Recorded data
##########
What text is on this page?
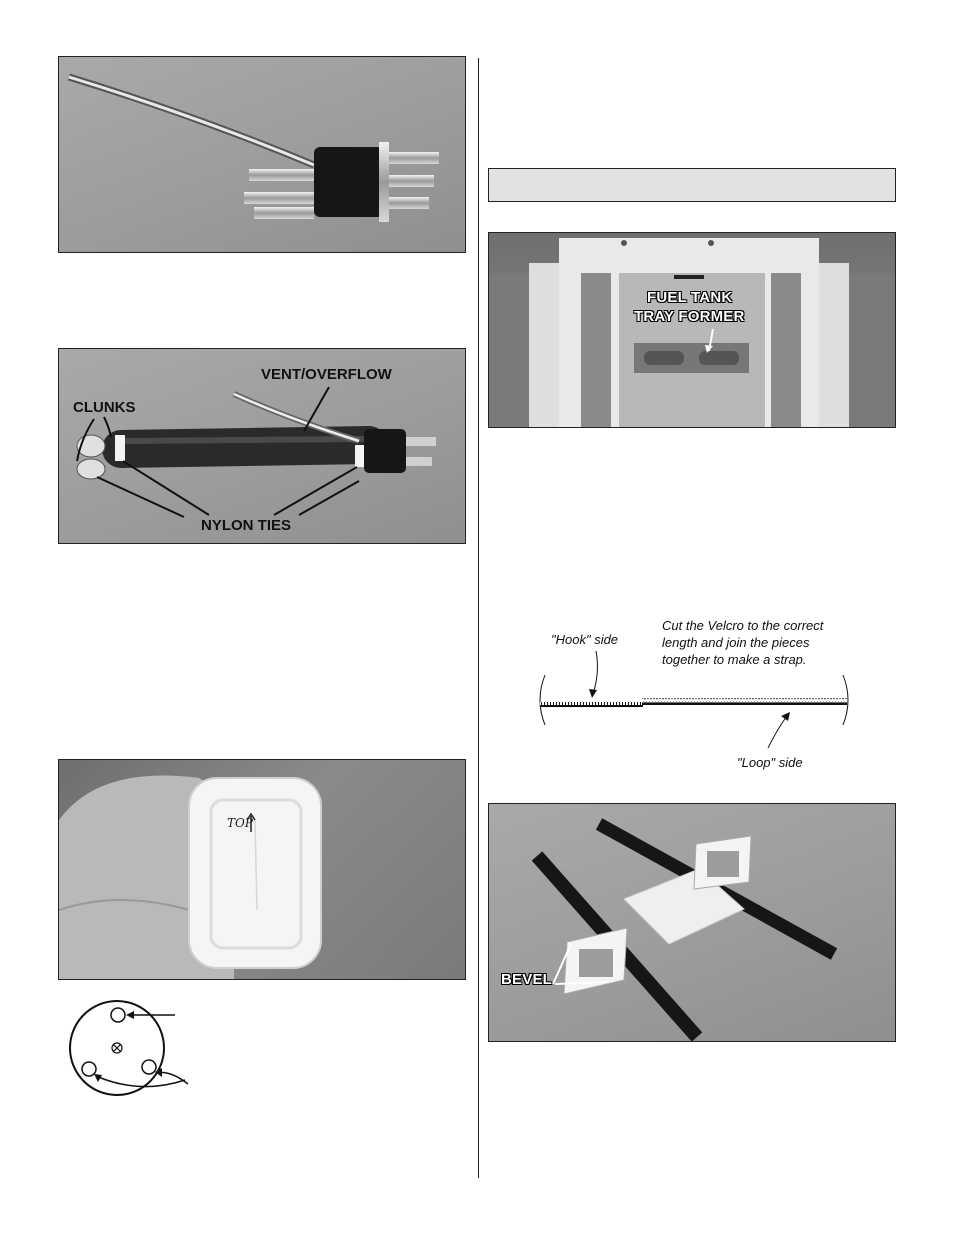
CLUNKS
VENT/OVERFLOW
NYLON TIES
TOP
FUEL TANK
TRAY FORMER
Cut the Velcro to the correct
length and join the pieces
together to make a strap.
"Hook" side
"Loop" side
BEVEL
##########
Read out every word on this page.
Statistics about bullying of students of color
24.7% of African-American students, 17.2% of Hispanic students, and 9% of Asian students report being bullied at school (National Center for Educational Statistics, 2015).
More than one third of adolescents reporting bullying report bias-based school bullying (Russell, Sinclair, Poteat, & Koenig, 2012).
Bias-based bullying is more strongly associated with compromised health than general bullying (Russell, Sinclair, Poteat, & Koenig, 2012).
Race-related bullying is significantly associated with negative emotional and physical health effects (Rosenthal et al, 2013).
##########
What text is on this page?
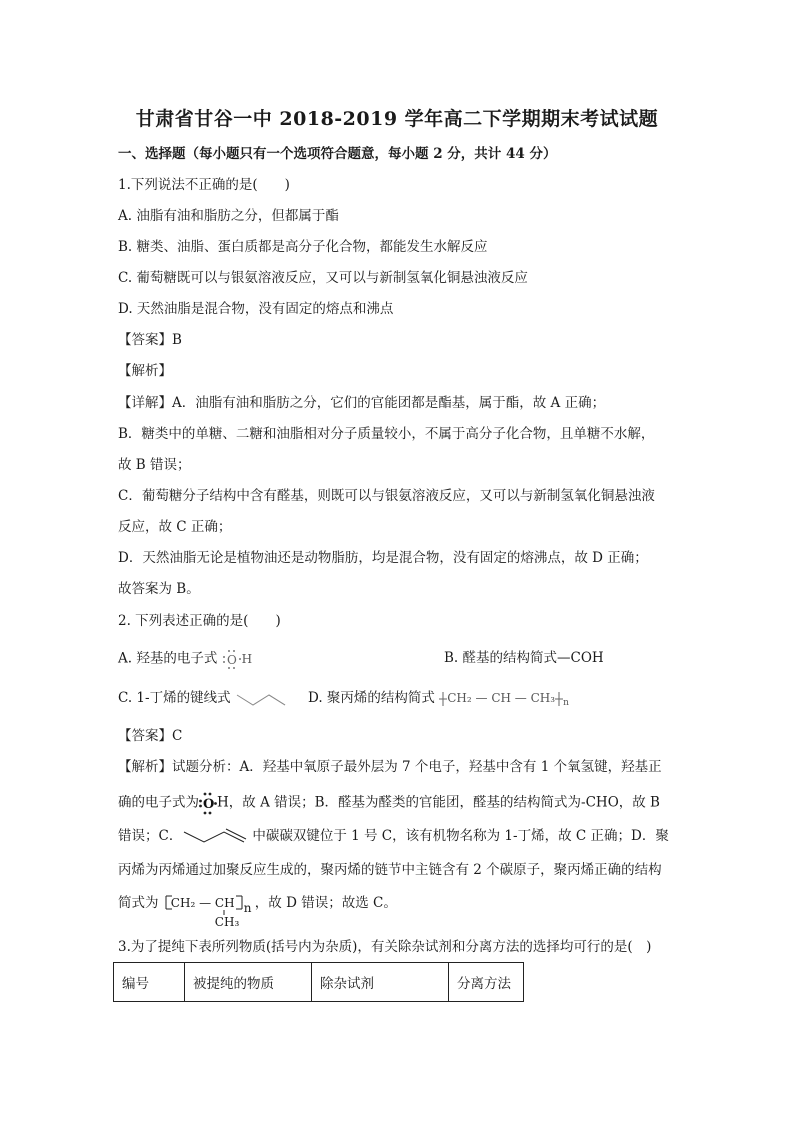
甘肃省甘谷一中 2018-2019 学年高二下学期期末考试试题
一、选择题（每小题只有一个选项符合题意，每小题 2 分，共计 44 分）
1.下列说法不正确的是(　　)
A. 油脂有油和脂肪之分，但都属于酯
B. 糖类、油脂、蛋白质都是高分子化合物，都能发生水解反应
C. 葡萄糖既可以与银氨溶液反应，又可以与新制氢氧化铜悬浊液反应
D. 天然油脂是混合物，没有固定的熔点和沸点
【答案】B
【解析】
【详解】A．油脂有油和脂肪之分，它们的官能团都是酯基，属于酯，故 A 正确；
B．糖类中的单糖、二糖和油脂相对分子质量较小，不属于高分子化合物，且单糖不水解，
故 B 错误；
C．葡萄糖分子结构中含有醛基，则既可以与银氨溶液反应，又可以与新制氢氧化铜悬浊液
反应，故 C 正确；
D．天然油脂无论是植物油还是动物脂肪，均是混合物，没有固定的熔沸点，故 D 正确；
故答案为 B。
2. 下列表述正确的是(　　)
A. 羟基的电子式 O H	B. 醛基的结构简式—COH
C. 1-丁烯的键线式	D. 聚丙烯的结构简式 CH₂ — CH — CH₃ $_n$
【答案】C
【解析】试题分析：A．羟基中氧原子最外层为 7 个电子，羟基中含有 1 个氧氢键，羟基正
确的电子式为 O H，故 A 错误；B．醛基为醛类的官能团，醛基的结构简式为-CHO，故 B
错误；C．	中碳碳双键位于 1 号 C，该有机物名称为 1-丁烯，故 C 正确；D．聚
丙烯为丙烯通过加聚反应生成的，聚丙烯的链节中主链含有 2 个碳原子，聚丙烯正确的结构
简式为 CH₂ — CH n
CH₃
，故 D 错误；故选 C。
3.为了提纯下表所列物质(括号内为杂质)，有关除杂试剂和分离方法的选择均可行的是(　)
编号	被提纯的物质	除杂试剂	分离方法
##########
**Exercise details**
Determine how many lines of the material include the string "associated". Output only that count.

**Result for this task**
2